======== Text provided
Should a Latter Day Saint See Noah?

By: Guest
March 30, 2014

This guest post comes from Morgan Deane.  He blogs at Warfare and the Book of Mormon as well as The Arsenal of Venice.

I just got out of the movie Noah, and it certainly left a great deal on my mind. With some Christians having issues with the movie I thought it would be wise to offer my opinions of whether a Latter Day Saint should see Noah. There are some things you should know going into the movie that will help your decision. (Please note, there are major spoilers throughout this article.)

Know the Old Testament:

There are many things in this movie that would shock an average Christian but shouldn’t because they are straight from the Old Testament. For example, Noah gets drunk off his rocker and ends up naked. That isn’t a Hollywood embellishment, though there are plenty of those, but something that comes from the Bible. People like Tubal Cain become very important as well. It is only after the movie that I searched and realized he was a descendent of Cain (the one who killed Abel) and Tubal Cain is considered one who “spices the craft” of Cain. Hugh Nibley discussed Jewish records about stones that lit the ark.  And the snake skin within the story that represents Noah’s power and priesthood, is also from the awkward story involving a drunken and naked Noah.  So what might seem like some weird and artsy Hollywood creation is actually deep and potent symbolism that many Latter Day Saints should recognize and appreciate.

Know Hollywood:

Though there are some artistic licenses taken. These range from how the story is centered, such as cold opening of the creation; to changing the myths above, such as Ham being denied a wife when the story lists each son having a wife; to the incredible cinematography of Noah’s visit to the refugee camp. Noah’s wife suggests that Noah seek out wives for her other children (Japeth already having one in Emma Watson’s character.) This has echoes of Nephi’s journey to Jerusalem to find wives for the sons of Lehi. So even the Hollywood adaptions have a meaningful and truthful ring to them. While in the camp, Noah witnesses the abduction of two women. They are dragged to a fortified center of the camp, and thrown through the gates in exchange for food. A live lamb(?) is then thrown to the crowd, ripped apart while still alive and screaming, and devoured by the people like animals. It actually reminded me of a feeding frenzy of zombies from the Walking Dead.
================
======== Data records
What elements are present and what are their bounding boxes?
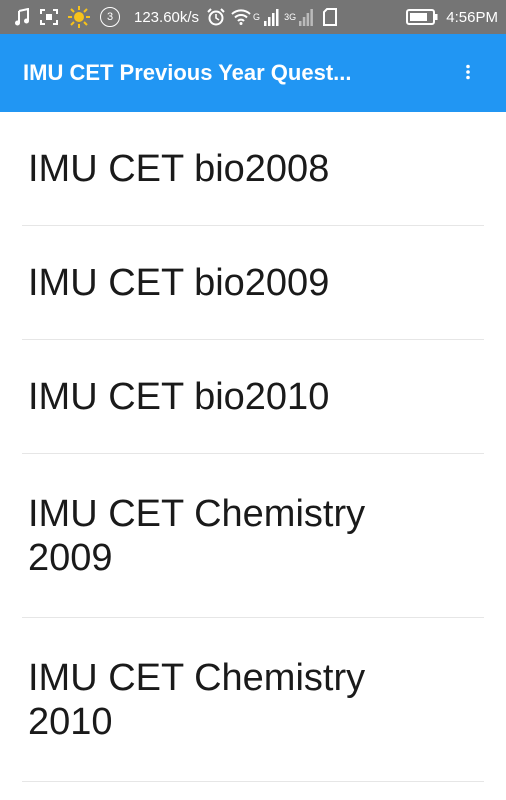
clock: 4:56PM — [446, 8, 498, 26]
network-speed: 123.60k/s — [134, 8, 200, 26]
network-type: 3G — [284, 12, 297, 22]
battery-icon — [406, 9, 438, 25]
sim-icon — [323, 8, 338, 26]
notification-count-icon: 3 — [100, 7, 120, 27]
list-item-label: IMU CET Chemistry 2009 — [28, 492, 366, 579]
app-toolbar: IMU CET Previous Year Quest... — [0, 34, 506, 112]
wifi-type-label: G — [253, 12, 261, 22]
alarm-icon — [207, 8, 225, 26]
sim-signal-icon — [299, 8, 313, 26]
list-item-label: IMU CET Chemistry 2010 — [28, 656, 366, 743]
list-item-label: IMU CET bio2009 — [28, 261, 330, 304]
signal-icon — [264, 8, 280, 26]
list-item[interactable]: IMU CET bio2010 — [0, 340, 506, 453]
screenshot-icon — [40, 9, 58, 25]
list-divider — [22, 781, 484, 782]
overflow-menu-icon[interactable] — [460, 64, 476, 80]
list-item-label: IMU CET bio2010 — [28, 375, 330, 418]
list-item[interactable]: IMU CET Chemistry 2010 — [0, 618, 506, 781]
status-bar: 3 123.60k/s G 3G 4:56PM — [0, 0, 506, 34]
wifi-icon — [231, 9, 251, 25]
music-note-icon — [14, 8, 30, 26]
list-item[interactable]: IMU CET Chemistry 2009 — [0, 454, 506, 617]
question-paper-list: IMU CET bio2008 IMU CET bio2009 IMU CET … — [0, 112, 506, 782]
brightness-icon — [68, 6, 90, 28]
toolbar-title: IMU CET Previous Year Quest... — [23, 60, 352, 85]
list-item[interactable]: IMU CET bio2009 — [0, 226, 506, 339]
list-item[interactable]: IMU CET bio2008 — [0, 112, 506, 225]
list-item-label: IMU CET bio2008 — [28, 147, 330, 190]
================
**Given instruction**
Answer these about the post on the movie Noah:
(a) Who wrote the guest post?
(b) What does the snake skin represent in the story?
(c) Which of Noah's sons already has a wife, played by Emma Watson's character?
This material has no connection to the text.

**Output**
(a) Morgan Deane
(b) Noah's power and priesthood
(c) Japeth